Task objective: Everything in the listing should be restated word for word.

-------- Source material

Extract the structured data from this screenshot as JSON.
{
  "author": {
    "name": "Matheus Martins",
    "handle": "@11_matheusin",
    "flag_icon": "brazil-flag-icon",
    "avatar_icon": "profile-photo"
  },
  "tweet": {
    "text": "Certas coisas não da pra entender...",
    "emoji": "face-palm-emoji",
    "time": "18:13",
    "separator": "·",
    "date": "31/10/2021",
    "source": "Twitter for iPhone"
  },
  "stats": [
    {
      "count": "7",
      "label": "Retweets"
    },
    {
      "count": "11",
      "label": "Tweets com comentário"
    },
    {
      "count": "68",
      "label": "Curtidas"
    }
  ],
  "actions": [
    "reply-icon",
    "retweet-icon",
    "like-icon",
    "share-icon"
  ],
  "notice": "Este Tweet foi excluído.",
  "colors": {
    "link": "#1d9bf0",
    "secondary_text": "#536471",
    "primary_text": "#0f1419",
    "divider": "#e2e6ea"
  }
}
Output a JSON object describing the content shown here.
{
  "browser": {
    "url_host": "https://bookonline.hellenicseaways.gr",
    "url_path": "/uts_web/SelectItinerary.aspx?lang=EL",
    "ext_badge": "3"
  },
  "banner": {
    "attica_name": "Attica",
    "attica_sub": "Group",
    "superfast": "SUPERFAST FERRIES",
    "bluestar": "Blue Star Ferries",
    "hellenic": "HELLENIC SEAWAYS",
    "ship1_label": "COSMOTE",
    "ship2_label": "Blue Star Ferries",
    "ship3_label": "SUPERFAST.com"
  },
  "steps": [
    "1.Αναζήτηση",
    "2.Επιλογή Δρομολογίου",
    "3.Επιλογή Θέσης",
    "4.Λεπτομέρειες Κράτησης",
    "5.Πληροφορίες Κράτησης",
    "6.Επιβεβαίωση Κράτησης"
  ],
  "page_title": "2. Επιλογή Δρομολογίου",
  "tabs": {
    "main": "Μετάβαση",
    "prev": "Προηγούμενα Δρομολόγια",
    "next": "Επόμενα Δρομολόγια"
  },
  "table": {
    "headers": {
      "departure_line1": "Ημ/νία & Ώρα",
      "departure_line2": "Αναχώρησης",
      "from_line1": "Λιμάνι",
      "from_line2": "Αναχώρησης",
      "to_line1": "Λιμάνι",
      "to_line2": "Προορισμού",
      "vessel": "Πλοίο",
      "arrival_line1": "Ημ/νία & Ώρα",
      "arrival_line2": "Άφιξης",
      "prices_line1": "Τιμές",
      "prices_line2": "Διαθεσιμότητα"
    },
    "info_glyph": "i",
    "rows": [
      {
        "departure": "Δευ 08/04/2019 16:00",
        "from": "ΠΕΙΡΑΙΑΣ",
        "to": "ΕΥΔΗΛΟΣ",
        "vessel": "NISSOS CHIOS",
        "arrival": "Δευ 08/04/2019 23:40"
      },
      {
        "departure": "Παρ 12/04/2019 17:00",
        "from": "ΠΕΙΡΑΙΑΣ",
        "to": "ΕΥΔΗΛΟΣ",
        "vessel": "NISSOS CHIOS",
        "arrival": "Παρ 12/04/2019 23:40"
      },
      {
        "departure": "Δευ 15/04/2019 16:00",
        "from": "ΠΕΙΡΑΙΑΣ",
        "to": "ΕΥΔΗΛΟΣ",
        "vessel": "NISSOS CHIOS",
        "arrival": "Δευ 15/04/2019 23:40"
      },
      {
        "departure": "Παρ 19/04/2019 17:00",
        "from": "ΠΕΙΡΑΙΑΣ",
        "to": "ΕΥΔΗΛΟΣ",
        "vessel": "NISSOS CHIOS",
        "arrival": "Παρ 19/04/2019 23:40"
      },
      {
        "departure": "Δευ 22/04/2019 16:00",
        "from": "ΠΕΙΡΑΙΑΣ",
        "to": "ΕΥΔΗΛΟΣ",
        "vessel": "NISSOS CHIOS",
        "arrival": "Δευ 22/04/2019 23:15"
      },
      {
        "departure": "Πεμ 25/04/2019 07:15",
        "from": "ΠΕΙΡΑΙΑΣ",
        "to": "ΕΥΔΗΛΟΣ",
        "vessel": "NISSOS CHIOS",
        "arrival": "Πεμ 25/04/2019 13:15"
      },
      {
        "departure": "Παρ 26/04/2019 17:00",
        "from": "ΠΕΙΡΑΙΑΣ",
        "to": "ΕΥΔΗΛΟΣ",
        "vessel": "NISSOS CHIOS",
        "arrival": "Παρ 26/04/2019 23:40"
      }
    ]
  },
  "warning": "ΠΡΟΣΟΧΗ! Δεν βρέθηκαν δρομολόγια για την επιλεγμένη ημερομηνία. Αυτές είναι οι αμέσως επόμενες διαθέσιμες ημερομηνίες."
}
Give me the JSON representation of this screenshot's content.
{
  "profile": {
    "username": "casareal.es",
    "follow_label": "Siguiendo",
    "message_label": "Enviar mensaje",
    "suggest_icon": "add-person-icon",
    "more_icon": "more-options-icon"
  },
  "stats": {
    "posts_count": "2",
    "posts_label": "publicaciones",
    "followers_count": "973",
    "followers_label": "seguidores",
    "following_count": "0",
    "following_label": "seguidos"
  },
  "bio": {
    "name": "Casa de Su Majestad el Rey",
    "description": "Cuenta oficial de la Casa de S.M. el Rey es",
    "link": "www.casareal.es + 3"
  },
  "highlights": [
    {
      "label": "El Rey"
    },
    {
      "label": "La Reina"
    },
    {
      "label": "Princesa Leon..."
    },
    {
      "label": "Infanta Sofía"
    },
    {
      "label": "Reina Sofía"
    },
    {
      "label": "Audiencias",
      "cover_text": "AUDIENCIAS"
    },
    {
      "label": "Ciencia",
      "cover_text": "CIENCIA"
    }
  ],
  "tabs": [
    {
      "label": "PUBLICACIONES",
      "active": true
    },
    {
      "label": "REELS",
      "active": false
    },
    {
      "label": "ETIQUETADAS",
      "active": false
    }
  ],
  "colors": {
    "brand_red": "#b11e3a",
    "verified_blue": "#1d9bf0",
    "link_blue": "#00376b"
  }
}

----------------

Task solution:
Extract the structured data from this screenshot as JSON.
{
  "author": {
    "name": "Matheus Martins",
    "handle": "@11_matheusin",
    "flag_icon": "brazil-flag-icon",
    "avatar_icon": "profile-photo"
  },
  "tweet": {
    "text": "Certas coisas não da pra entender...",
    "emoji": "face-palm-emoji",
    "time": "18:13",
    "separator": "·",
    "date": "31/10/2021",
    "source": "Twitter for iPhone"
  },
  "stats": [
    {
      "count": "7",
      "label": "Retweets"
    },
    {
      "count": "11",
      "label": "Tweets com comentário"
    },
    {
      "count": "68",
      "label": "Curtidas"
    }
  ],
  "actions": [
    "reply-icon",
    "retweet-icon",
    "like-icon",
    "share-icon"
  ],
  "notice": "Este Tweet foi excluído.",
  "colors": {
    "link": "#1d9bf0",
    "secondary_text": "#536471",
    "primary_text": "#0f1419",
    "divider": "#e2e6ea"
  }
}
Output a JSON object describing the content shown here.
{
  "browser": {
    "url_host": "https://bookonline.hellenicseaways.gr",
    "url_path": "/uts_web/SelectItinerary.aspx?lang=EL",
    "ext_badge": "3"
  },
  "banner": {
    "attica_name": "Attica",
    "attica_sub": "Group",
    "superfast": "SUPERFAST FERRIES",
    "bluestar": "Blue Star Ferries",
    "hellenic": "HELLENIC SEAWAYS",
    "ship1_label": "COSMOTE",
    "ship2_label": "Blue Star Ferries",
    "ship3_label": "SUPERFAST.com"
  },
  "steps": [
    "1.Αναζήτηση",
    "2.Επιλογή Δρομολογίου",
    "3.Επιλογή Θέσης",
    "4.Λεπτομέρειες Κράτησης",
    "5.Πληροφορίες Κράτησης",
    "6.Επιβεβαίωση Κράτησης"
  ],
  "page_title": "2. Επιλογή Δρομολογίου",
  "tabs": {
    "main": "Μετάβαση",
    "prev": "Προηγούμενα Δρομολόγια",
    "next": "Επόμενα Δρομολόγια"
  },
  "table": {
    "headers": {
      "departure_line1": "Ημ/νία & Ώρα",
      "departure_line2": "Αναχώρησης",
      "from_line1": "Λιμάνι",
      "from_line2": "Αναχώρησης",
      "to_line1": "Λιμάνι",
      "to_line2": "Προορισμού",
      "vessel": "Πλοίο",
      "arrival_line1": "Ημ/νία & Ώρα",
      "arrival_line2": "Άφιξης",
      "prices_line1": "Τιμές",
      "prices_line2": "Διαθεσιμότητα"
    },
    "info_glyph": "i",
    "rows": [
      {
        "departure": "Δευ 08/04/2019 16:00",
        "from": "ΠΕΙΡΑΙΑΣ",
        "to": "ΕΥΔΗΛΟΣ",
        "vessel": "NISSOS CHIOS",
        "arrival": "Δευ 08/04/2019 23:40"
      },
      {
        "departure": "Παρ 12/04/2019 17:00",
        "from": "ΠΕΙΡΑΙΑΣ",
        "to": "ΕΥΔΗΛΟΣ",
        "vessel": "NISSOS CHIOS",
        "arrival": "Παρ 12/04/2019 23:40"
      },
      {
        "departure": "Δευ 15/04/2019 16:00",
        "from": "ΠΕΙΡΑΙΑΣ",
        "to": "ΕΥΔΗΛΟΣ",
        "vessel": "NISSOS CHIOS",
        "arrival": "Δευ 15/04/2019 23:40"
      },
      {
        "departure": "Παρ 19/04/2019 17:00",
        "from": "ΠΕΙΡΑΙΑΣ",
        "to": "ΕΥΔΗΛΟΣ",
        "vessel": "NISSOS CHIOS",
        "arrival": "Παρ 19/04/2019 23:40"
      },
      {
        "departure": "Δευ 22/04/2019 16:00",
        "from": "ΠΕΙΡΑΙΑΣ",
        "to": "ΕΥΔΗΛΟΣ",
        "vessel": "NISSOS CHIOS",
        "arrival": "Δευ 22/04/2019 23:15"
      },
      {
        "departure": "Πεμ 25/04/2019 07:15",
        "from": "ΠΕΙΡΑΙΑΣ",
        "to": "ΕΥΔΗΛΟΣ",
        "vessel": "NISSOS CHIOS",
        "arrival": "Πεμ 25/04/2019 13:15"
      },
      {
        "departure": "Παρ 26/04/2019 17:00",
        "from": "ΠΕΙΡΑΙΑΣ",
        "to": "ΕΥΔΗΛΟΣ",
        "vessel": "NISSOS CHIOS",
        "arrival": "Παρ 26/04/2019 23:40"
      }
    ]
  },
  "warning": "ΠΡΟΣΟΧΗ! Δεν βρέθηκαν δρομολόγια για την επιλεγμένη ημερομηνία. Αυτές είναι οι αμέσως επόμενες διαθέσιμες ημερομηνίες."
}
Give me the JSON representation of this screenshot's content.
{
  "profile": {
    "username": "casareal.es",
    "follow_label": "Siguiendo",
    "message_label": "Enviar mensaje",
    "suggest_icon": "add-person-icon",
    "more_icon": "more-options-icon"
  },
  "stats": {
    "posts_count": "2",
    "posts_label": "publicaciones",
    "followers_count": "973",
    "followers_label": "seguidores",
    "following_count": "0",
    "following_label": "seguidos"
  },
  "bio": {
    "name": "Casa de Su Majestad el Rey",
    "description": "Cuenta oficial de la Casa de S.M. el Rey es",
    "link": "www.casareal.es + 3"
  },
  "highlights": [
    {
      "label": "El Rey"
    },
    {
      "label": "La Reina"
    },
    {
      "label": "Princesa Leon..."
    },
    {
      "label": "Infanta Sofía"
    },
    {
      "label": "Reina Sofía"
    },
    {
      "label": "Audiencias",
      "cover_text": "AUDIENCIAS"
    },
    {
      "label": "Ciencia",
      "cover_text": "CIENCIA"
    }
  ],
  "tabs": [
    {
      "label": "PUBLICACIONES",
      "active": true
    },
    {
      "label": "REELS",
      "active": false
    },
    {
      "label": "ETIQUETADAS",
      "active": false
    }
  ],
  "colors": {
    "brand_red": "#b11e3a",
    "verified_blue": "#1d9bf0",
    "link_blue": "#00376b"
  }
}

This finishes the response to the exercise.